Data supplied

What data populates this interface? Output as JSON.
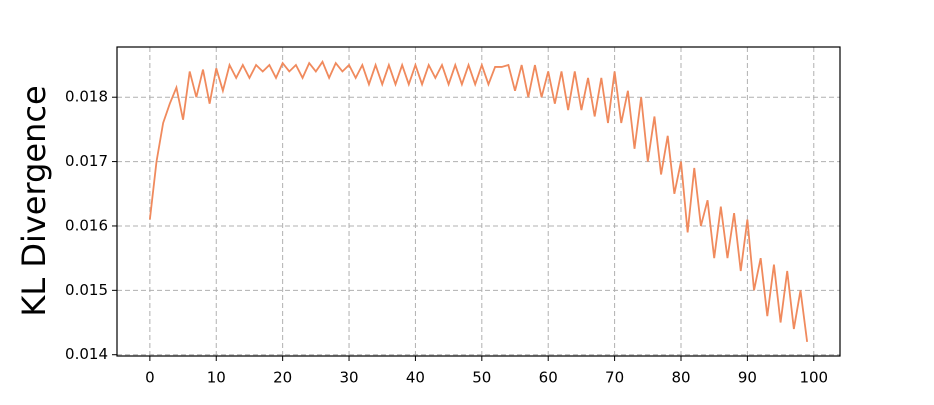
{
  "chart_data": {
    "type": "line",
    "ylabel": "KL Divergence",
    "x": [
      0,
      1,
      2,
      3,
      4,
      5,
      6,
      7,
      8,
      9,
      10,
      11,
      12,
      13,
      14,
      15,
      16,
      17,
      18,
      19,
      20,
      21,
      22,
      23,
      24,
      25,
      26,
      27,
      28,
      29,
      30,
      31,
      32,
      33,
      34,
      35,
      36,
      37,
      38,
      39,
      40,
      41,
      42,
      43,
      44,
      45,
      46,
      47,
      48,
      49,
      50,
      51,
      52,
      53,
      54,
      55,
      56,
      57,
      58,
      59,
      60,
      61,
      62,
      63,
      64,
      65,
      66,
      67,
      68,
      69,
      70,
      71,
      72,
      73,
      74,
      75,
      76,
      77,
      78,
      79,
      80,
      81,
      82,
      83,
      84,
      85,
      86,
      87,
      88,
      89,
      90,
      91,
      92,
      93,
      94,
      95,
      96,
      97,
      98,
      99
    ],
    "series": [
      {
        "color": "#f08a5d",
        "values": [
          0.0161,
          0.017,
          0.0176,
          0.0179,
          0.01815,
          0.01765,
          0.0184,
          0.018,
          0.01843,
          0.0179,
          0.01845,
          0.0181,
          0.0185,
          0.0183,
          0.0185,
          0.0183,
          0.0185,
          0.0184,
          0.0185,
          0.0183,
          0.01853,
          0.0184,
          0.0185,
          0.0183,
          0.01853,
          0.0184,
          0.01855,
          0.0183,
          0.01853,
          0.0184,
          0.0185,
          0.0183,
          0.0185,
          0.0182,
          0.0185,
          0.0182,
          0.0185,
          0.0182,
          0.0185,
          0.0182,
          0.0185,
          0.0182,
          0.0185,
          0.0183,
          0.0185,
          0.0182,
          0.0185,
          0.0182,
          0.0185,
          0.0182,
          0.0185,
          0.0182,
          0.01847,
          0.01847,
          0.0185,
          0.0181,
          0.0185,
          0.018,
          0.0185,
          0.018,
          0.0184,
          0.0179,
          0.0184,
          0.0178,
          0.0184,
          0.0178,
          0.0183,
          0.0177,
          0.0183,
          0.0176,
          0.0184,
          0.0176,
          0.0181,
          0.0172,
          0.018,
          0.017,
          0.0177,
          0.0168,
          0.0174,
          0.0165,
          0.017,
          0.0159,
          0.0169,
          0.016,
          0.0164,
          0.0155,
          0.0163,
          0.0155,
          0.0162,
          0.0153,
          0.0161,
          0.015,
          0.0155,
          0.0146,
          0.0154,
          0.0145,
          0.0153,
          0.0144,
          0.015,
          0.0142
        ]
      }
    ],
    "xlim": [
      -4.95,
      103.95
    ],
    "ylim": [
      0.01398,
      0.01878
    ],
    "xticks": [
      0,
      10,
      20,
      30,
      40,
      50,
      60,
      70,
      80,
      90,
      100
    ],
    "yticks": [
      0.014,
      0.015,
      0.016,
      0.017,
      0.018
    ],
    "grid": true
  }
}
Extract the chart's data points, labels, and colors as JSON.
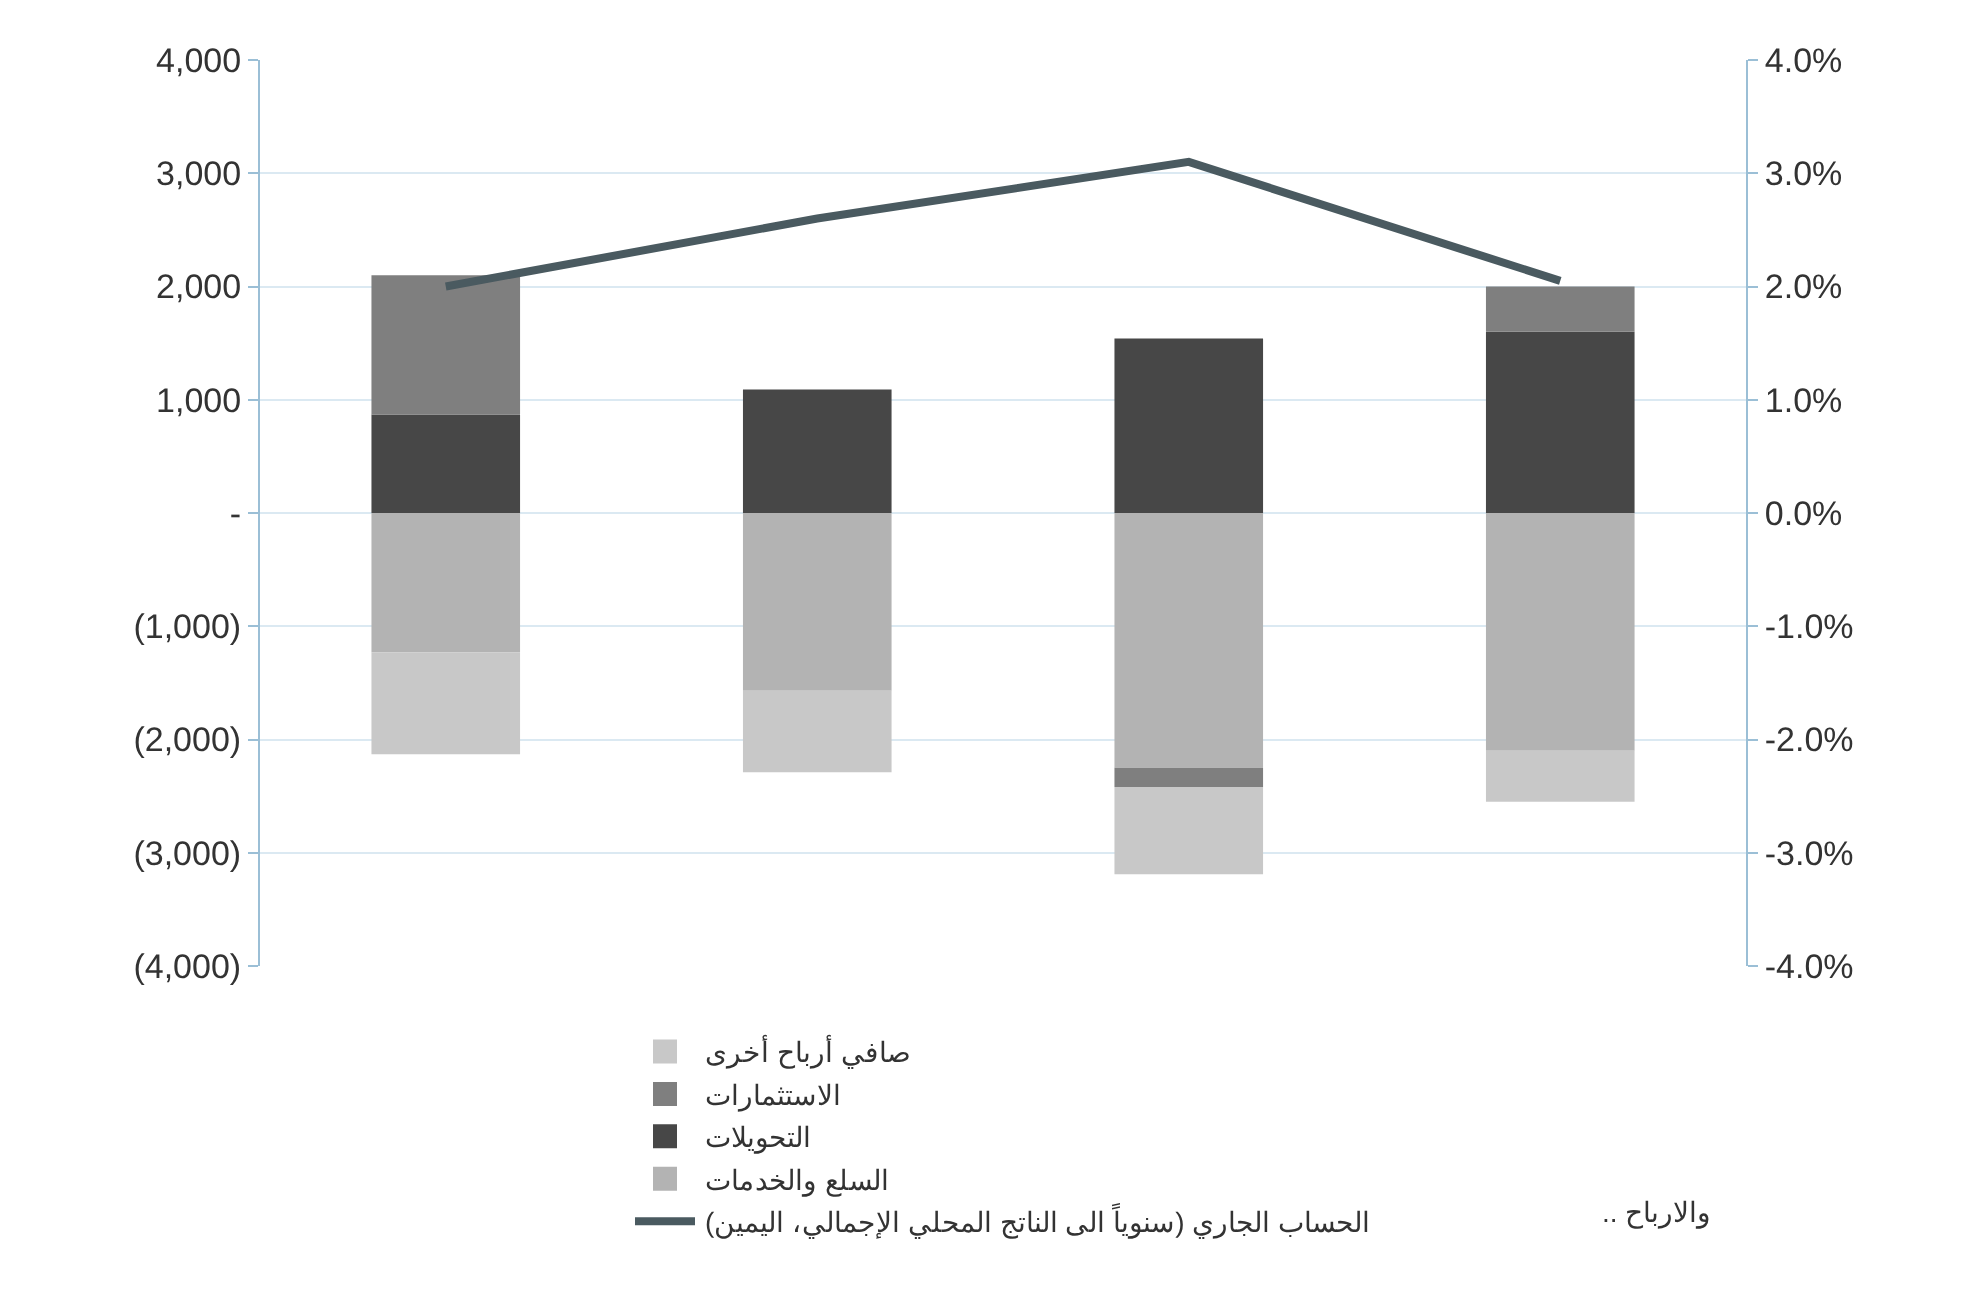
{
  "chart_data": {
    "type": "bar",
    "stacked": true,
    "categories": [
      null,
      null,
      null,
      null
    ],
    "series": [
      {
        "name": "السلع والخدمات",
        "color": "#b3b3b3",
        "values": [
          -1230,
          -1570,
          -2250,
          -2100
        ]
      },
      {
        "name": "التحويلات",
        "color": "#474747",
        "values": [
          870,
          1090,
          1540,
          1600
        ]
      },
      {
        "name": "الاستثمارات",
        "color": "#7f7f7f",
        "values": [
          1230,
          null,
          -170,
          400
        ]
      },
      {
        "name": "صافي أرباح أخرى",
        "color": "#c8c8c8",
        "values": [
          -900,
          -720,
          -770,
          -450
        ]
      },
      {
        "name": "الحساب الجاري (سنوياً الى الناتج المحلي الإجمالي، اليمين)",
        "type": "line",
        "axis": "y2",
        "color": "#4a5a60",
        "values": [
          2.0,
          2.6,
          3.1,
          2.05
        ]
      }
    ],
    "ylim": [
      -4000,
      4000
    ],
    "yticks": [
      {
        "value": -4000,
        "label": "(4,000)"
      },
      {
        "value": -3000,
        "label": "(3,000)"
      },
      {
        "value": -2000,
        "label": "(2,000)"
      },
      {
        "value": -1000,
        "label": "(1,000)"
      },
      {
        "value": 0,
        "label": "-"
      },
      {
        "value": 1000,
        "label": "1,000"
      },
      {
        "value": 2000,
        "label": "2,000"
      },
      {
        "value": 3000,
        "label": "3,000"
      },
      {
        "value": 4000,
        "label": "4,000"
      }
    ],
    "y2lim": [
      -4,
      4
    ],
    "y2ticks": [
      {
        "value": -4,
        "label": "-4.0%"
      },
      {
        "value": -3,
        "label": "-3.0%"
      },
      {
        "value": -2,
        "label": "-2.0%"
      },
      {
        "value": -1,
        "label": "-1.0%"
      },
      {
        "value": 0,
        "label": "0.0%"
      },
      {
        "value": 1,
        "label": "1.0%"
      },
      {
        "value": 2,
        "label": "2.0%"
      },
      {
        "value": 3,
        "label": "3.0%"
      },
      {
        "value": 4,
        "label": "4.0%"
      }
    ],
    "grid": "y",
    "legend": "bottom",
    "marker": "none",
    "line_style": "solid",
    "annotations": [
      ".. والارباح"
    ]
  }
}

Task instructions
Each line of the data is to be duplicated exactly; pictures stay out of the copy.

Response to the exercise
What data populates this interface? Output as JSON.
{
  "chart_data": {
    "type": "line",
    "ylabel": "KL Divergence",
    "x": [
      0,
      1,
      2,
      3,
      4,
      5,
      6,
      7,
      8,
      9,
      10,
      11,
      12,
      13,
      14,
      15,
      16,
      17,
      18,
      19,
      20,
      21,
      22,
      23,
      24,
      25,
      26,
      27,
      28,
      29,
      30,
      31,
      32,
      33,
      34,
      35,
      36,
      37,
      38,
      39,
      40,
      41,
      42,
      43,
      44,
      45,
      46,
      47,
      48,
      49,
      50,
      51,
      52,
      53,
      54,
      55,
      56,
      57,
      58,
      59,
      60,
      61,
      62,
      63,
      64,
      65,
      66,
      67,
      68,
      69,
      70,
      71,
      72,
      73,
      74,
      75,
      76,
      77,
      78,
      79,
      80,
      81,
      82,
      83,
      84,
      85,
      86,
      87,
      88,
      89,
      90,
      91,
      92,
      93,
      94,
      95,
      96,
      97,
      98,
      99
    ],
    "series": [
      {
        "color": "#f08a5d",
        "values": [
          0.0161,
          0.017,
          0.0176,
          0.0179,
          0.01815,
          0.01765,
          0.0184,
          0.018,
          0.01843,
          0.0179,
          0.01845,
          0.0181,
          0.0185,
          0.0183,
          0.0185,
          0.0183,
          0.0185,
          0.0184,
          0.0185,
          0.0183,
          0.01853,
          0.0184,
          0.0185,
          0.0183,
          0.01853,
          0.0184,
          0.01855,
          0.0183,
          0.01853,
          0.0184,
          0.0185,
          0.0183,
          0.0185,
          0.0182,
          0.0185,
          0.0182,
          0.0185,
          0.0182,
          0.0185,
          0.0182,
          0.0185,
          0.0182,
          0.0185,
          0.0183,
          0.0185,
          0.0182,
          0.0185,
          0.0182,
          0.0185,
          0.0182,
          0.0185,
          0.0182,
          0.01847,
          0.01847,
          0.0185,
          0.0181,
          0.0185,
          0.018,
          0.0185,
          0.018,
          0.0184,
          0.0179,
          0.0184,
          0.0178,
          0.0184,
          0.0178,
          0.0183,
          0.0177,
          0.0183,
          0.0176,
          0.0184,
          0.0176,
          0.0181,
          0.0172,
          0.018,
          0.017,
          0.0177,
          0.0168,
          0.0174,
          0.0165,
          0.017,
          0.0159,
          0.0169,
          0.016,
          0.0164,
          0.0155,
          0.0163,
          0.0155,
          0.0162,
          0.0153,
          0.0161,
          0.015,
          0.0155,
          0.0146,
          0.0154,
          0.0145,
          0.0153,
          0.0144,
          0.015,
          0.0142
        ]
      }
    ],
    "xlim": [
      -4.95,
      103.95
    ],
    "ylim": [
      0.01398,
      0.01878
    ],
    "xticks": [
      0,
      10,
      20,
      30,
      40,
      50,
      60,
      70,
      80,
      90,
      100
    ],
    "yticks": [
      0.014,
      0.015,
      0.016,
      0.017,
      0.018
    ],
    "grid": true
  }
}
Extract the chart's data points, labels, and colors as JSON.
{
  "chart_data": {
    "type": "bar",
    "stacked": true,
    "categories": [
      null,
      null,
      null,
      null
    ],
    "series": [
      {
        "name": "السلع والخدمات",
        "color": "#b3b3b3",
        "values": [
          -1230,
          -1570,
          -2250,
          -2100
        ]
      },
      {
        "name": "التحويلات",
        "color": "#474747",
        "values": [
          870,
          1090,
          1540,
          1600
        ]
      },
      {
        "name": "الاستثمارات",
        "color": "#7f7f7f",
        "values": [
          1230,
          null,
          -170,
          400
        ]
      },
      {
        "name": "صافي أرباح أخرى",
        "color": "#c8c8c8",
        "values": [
          -900,
          -720,
          -770,
          -450
        ]
      },
      {
        "name": "الحساب الجاري (سنوياً الى الناتج المحلي الإجمالي، اليمين)",
        "type": "line",
        "axis": "y2",
        "color": "#4a5a60",
        "values": [
          2.0,
          2.6,
          3.1,
          2.05
        ]
      }
    ],
    "ylim": [
      -4000,
      4000
    ],
    "yticks": [
      {
        "value": -4000,
        "label": "(4,000)"
      },
      {
        "value": -3000,
        "label": "(3,000)"
      },
      {
        "value": -2000,
        "label": "(2,000)"
      },
      {
        "value": -1000,
        "label": "(1,000)"
      },
      {
        "value": 0,
        "label": "-"
      },
      {
        "value": 1000,
        "label": "1,000"
      },
      {
        "value": 2000,
        "label": "2,000"
      },
      {
        "value": 3000,
        "label": "3,000"
      },
      {
        "value": 4000,
        "label": "4,000"
      }
    ],
    "y2lim": [
      -4,
      4
    ],
    "y2ticks": [
      {
        "value": -4,
        "label": "-4.0%"
      },
      {
        "value": -3,
        "label": "-3.0%"
      },
      {
        "value": -2,
        "label": "-2.0%"
      },
      {
        "value": -1,
        "label": "-1.0%"
      },
      {
        "value": 0,
        "label": "0.0%"
      },
      {
        "value": 1,
        "label": "1.0%"
      },
      {
        "value": 2,
        "label": "2.0%"
      },
      {
        "value": 3,
        "label": "3.0%"
      },
      {
        "value": 4,
        "label": "4.0%"
      }
    ],
    "grid": "y",
    "legend": "bottom",
    "marker": "none",
    "line_style": "solid",
    "annotations": [
      ".. والارباح"
    ]
  }
}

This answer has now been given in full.